* **Passage to read**:

################

Should You Buy a Real or Fake Christmas Tree?

Xmas treeEvery year, the decision to get a natural or artificial Christmas tree is hotly debated in many households. There’s no clear answer and the decision often boils down to personal preference, but there are some facts the consumer should consider. Aside from being a bit less convenient, according to our research, buying a real tree can be better for the environment, our economy, and perhaps even our families. Here are the top ten reasons to buy a real, natural Christmas tree.

1. Christmas tree farming is environmentally sustainable. 98% of Christmas trees are harvested from farms, not forests. Since it takes 6-10 years for a tree to fully mature, during their growth trees provide habitat for wildlife and assist in reducing runoff and erosion. According to science writer Kimberly Crandell, “Due to their hardiness, Christmas trees can be planted on barren slopes where few other plants successfully grow, as well as fill in areas under power lines.”

2. Tree farms compensate for development and emissions in other regions. Growers often plant three seedlings for every one that is harvested amounting to over 46 million trees planted in 2012 alone. These trees sequester carbon and help clean our air. In an exploration of the math of “going green,” Crandell writes,  “An acre of Douglas fir trees stores approximately 1.4 metric tons of carbon each year.”

  “A single acre of Christmas trees provides the daily oxygen requirements of 18 people.” – University of Illinois Extension

3. Buying a real tree supports local, American farmers. Christmas tree farms exist in all 50 states meaning your tree is likely to come from a nearby farm. On the other hand, over 80% of artificial trees are manufactured in China.

################

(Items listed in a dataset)

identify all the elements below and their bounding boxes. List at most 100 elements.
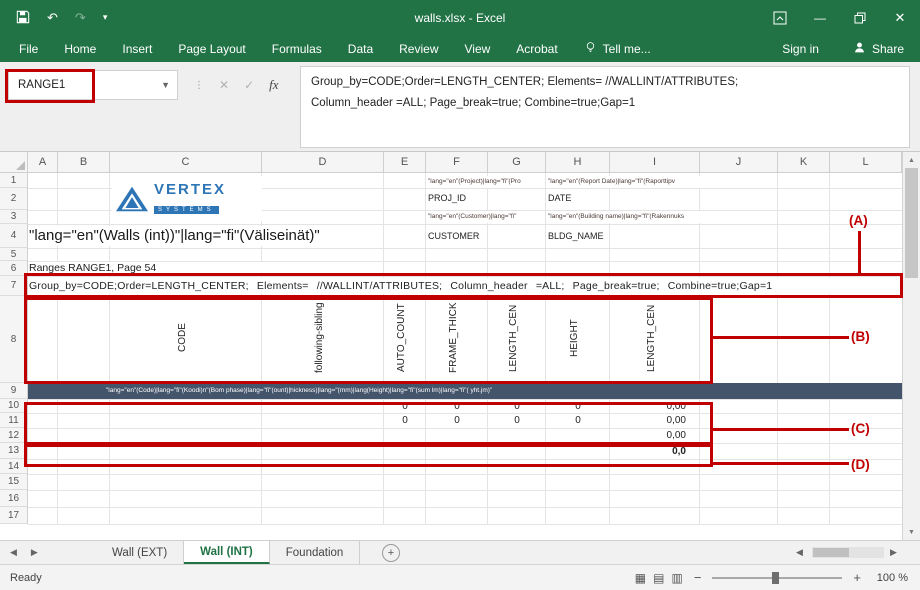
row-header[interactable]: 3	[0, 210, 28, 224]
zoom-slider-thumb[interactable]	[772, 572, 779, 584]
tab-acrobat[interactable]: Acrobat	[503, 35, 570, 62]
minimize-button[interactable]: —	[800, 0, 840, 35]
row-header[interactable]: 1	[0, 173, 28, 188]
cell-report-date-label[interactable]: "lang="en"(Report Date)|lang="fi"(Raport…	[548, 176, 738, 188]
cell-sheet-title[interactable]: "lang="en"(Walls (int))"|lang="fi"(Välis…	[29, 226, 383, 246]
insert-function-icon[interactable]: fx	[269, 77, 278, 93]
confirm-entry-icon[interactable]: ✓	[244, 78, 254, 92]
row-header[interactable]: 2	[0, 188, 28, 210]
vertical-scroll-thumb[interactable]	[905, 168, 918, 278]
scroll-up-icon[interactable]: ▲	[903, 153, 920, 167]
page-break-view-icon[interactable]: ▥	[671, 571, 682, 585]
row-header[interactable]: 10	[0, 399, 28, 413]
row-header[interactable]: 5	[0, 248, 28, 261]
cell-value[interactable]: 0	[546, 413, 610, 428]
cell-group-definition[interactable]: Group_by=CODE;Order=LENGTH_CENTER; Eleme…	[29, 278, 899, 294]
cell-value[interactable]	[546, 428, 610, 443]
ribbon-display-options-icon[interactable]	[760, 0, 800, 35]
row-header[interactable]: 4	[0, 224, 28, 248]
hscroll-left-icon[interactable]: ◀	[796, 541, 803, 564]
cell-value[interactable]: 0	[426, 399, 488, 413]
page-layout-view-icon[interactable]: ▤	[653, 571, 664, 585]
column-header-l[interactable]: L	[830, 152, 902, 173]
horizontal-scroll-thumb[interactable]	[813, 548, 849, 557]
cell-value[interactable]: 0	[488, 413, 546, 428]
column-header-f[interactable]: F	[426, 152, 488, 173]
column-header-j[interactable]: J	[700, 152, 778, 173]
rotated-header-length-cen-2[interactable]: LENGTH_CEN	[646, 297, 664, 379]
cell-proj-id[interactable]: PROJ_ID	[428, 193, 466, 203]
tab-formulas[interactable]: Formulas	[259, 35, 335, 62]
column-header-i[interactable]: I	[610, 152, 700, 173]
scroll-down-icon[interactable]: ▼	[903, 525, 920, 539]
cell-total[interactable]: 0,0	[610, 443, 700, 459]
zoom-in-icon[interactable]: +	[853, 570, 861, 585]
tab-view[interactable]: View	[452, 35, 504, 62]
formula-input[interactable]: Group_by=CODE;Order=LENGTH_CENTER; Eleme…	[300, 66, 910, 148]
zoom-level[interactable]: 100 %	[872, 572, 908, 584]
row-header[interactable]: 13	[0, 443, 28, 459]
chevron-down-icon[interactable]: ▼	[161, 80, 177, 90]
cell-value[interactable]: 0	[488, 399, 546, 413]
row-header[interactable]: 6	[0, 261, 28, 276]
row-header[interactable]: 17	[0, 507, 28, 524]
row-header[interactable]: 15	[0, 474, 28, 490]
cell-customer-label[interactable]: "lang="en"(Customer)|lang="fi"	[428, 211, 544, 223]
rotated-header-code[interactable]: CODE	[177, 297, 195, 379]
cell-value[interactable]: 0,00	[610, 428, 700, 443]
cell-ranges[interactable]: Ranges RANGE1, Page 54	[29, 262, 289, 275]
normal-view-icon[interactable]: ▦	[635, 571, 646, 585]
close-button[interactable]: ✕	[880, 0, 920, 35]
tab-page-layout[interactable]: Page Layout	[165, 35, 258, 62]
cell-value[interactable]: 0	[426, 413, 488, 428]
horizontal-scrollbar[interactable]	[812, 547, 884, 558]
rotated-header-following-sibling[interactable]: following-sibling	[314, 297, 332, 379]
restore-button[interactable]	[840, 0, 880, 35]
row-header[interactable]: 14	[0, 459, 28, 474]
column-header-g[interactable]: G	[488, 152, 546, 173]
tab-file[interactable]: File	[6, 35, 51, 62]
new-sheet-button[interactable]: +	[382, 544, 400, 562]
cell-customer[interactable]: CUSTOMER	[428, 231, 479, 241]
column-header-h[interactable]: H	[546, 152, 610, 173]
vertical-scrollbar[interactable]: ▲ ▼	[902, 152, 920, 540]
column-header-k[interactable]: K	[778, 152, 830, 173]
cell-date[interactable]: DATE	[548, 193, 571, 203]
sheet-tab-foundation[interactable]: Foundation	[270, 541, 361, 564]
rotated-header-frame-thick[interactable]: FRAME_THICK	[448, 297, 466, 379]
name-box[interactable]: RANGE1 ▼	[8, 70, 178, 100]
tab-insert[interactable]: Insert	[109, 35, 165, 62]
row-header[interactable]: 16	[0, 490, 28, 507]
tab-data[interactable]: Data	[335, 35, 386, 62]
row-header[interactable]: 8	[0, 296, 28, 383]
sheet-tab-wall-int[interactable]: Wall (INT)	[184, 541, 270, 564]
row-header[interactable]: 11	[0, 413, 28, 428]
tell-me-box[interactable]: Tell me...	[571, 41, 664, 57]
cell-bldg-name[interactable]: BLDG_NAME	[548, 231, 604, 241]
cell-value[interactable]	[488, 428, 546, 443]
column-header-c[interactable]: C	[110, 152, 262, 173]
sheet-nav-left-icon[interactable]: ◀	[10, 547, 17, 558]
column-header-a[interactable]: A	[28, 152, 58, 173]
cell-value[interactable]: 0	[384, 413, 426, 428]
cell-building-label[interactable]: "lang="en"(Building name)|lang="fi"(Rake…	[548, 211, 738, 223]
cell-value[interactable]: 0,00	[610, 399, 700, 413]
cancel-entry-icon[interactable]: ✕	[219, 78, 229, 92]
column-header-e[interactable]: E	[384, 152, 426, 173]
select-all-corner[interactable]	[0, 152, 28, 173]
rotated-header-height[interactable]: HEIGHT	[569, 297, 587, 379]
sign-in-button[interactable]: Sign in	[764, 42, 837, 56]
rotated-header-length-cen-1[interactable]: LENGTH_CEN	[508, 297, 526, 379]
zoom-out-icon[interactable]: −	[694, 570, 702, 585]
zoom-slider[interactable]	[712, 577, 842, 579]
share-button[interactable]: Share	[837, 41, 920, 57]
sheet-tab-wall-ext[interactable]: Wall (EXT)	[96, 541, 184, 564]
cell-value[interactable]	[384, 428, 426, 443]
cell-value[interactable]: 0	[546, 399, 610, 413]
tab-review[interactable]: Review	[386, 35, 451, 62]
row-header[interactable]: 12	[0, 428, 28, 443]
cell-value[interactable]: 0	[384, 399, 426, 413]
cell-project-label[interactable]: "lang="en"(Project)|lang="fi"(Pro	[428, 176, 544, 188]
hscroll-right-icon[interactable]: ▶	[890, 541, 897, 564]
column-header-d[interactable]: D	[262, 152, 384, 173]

################

* **Job**: Resume the article on real versus artificial Christmas trees right after its last sentence, before the items.

* **Solved exercise**:
4. Buying a real tree supports American jobs. More than 100,000 workers are employed full or part-time in the various stages of the Christmas tree industry. From planting to pruning and sheering to transport, Christmas trees represent a wide range of job opportunities for people with varying skills. Many of these jobs are in rural areas “providing community stability that goes far beyond direct economic impacts.” Since most artificial trees are manufactured in China, few jobs result from fake trees in America.

5. Real trees have a smaller carbon footprint. According to a 2009 study “an artificial tree with a life span of six years has three times more impact on climate change and resource depletion than a natural tree. Natural trees contribute to significantly less carbon dioxide emissions than the artificial tree.” Of course, this is largely due to the manufacturing process. The longer you reuse the tree, the lower its impact. “However, it would take approximately 20 years before the artificial tree would become a better solution regarding climate change,” the study reports.

6. Real trees can be recycled. More than 4,000 Christmas tree recycling programs exist in the U.S. Trees are chipped and used for multiple purposes like landscaping, firewood, erosion barriers, recreational structures, and more. 93% of real Christmas tree consumers recycle their trees in community recycling programs, their gardens or backyards. Fake trees are made of polyvinyl chloride, or PVC, which is a non-recyclable plastic, i.e. they will exist for centuries in a landfill.

7. Buying a real tree provides an opportunity to create a family tradition. Whether it’s your local market, a roadside stand, or cutting it yourself, bundling up and picking out your tree is a wonderful way to make lasting family memories. It’s a great reason to get together every year and take a photo. Involving your kids in choosing your tree can be an interactive and rewarding experience for the whole family. Unfolding your tree from the box in storage or choosing it off the shelf of some big-box store hardly evokes the same magical experience.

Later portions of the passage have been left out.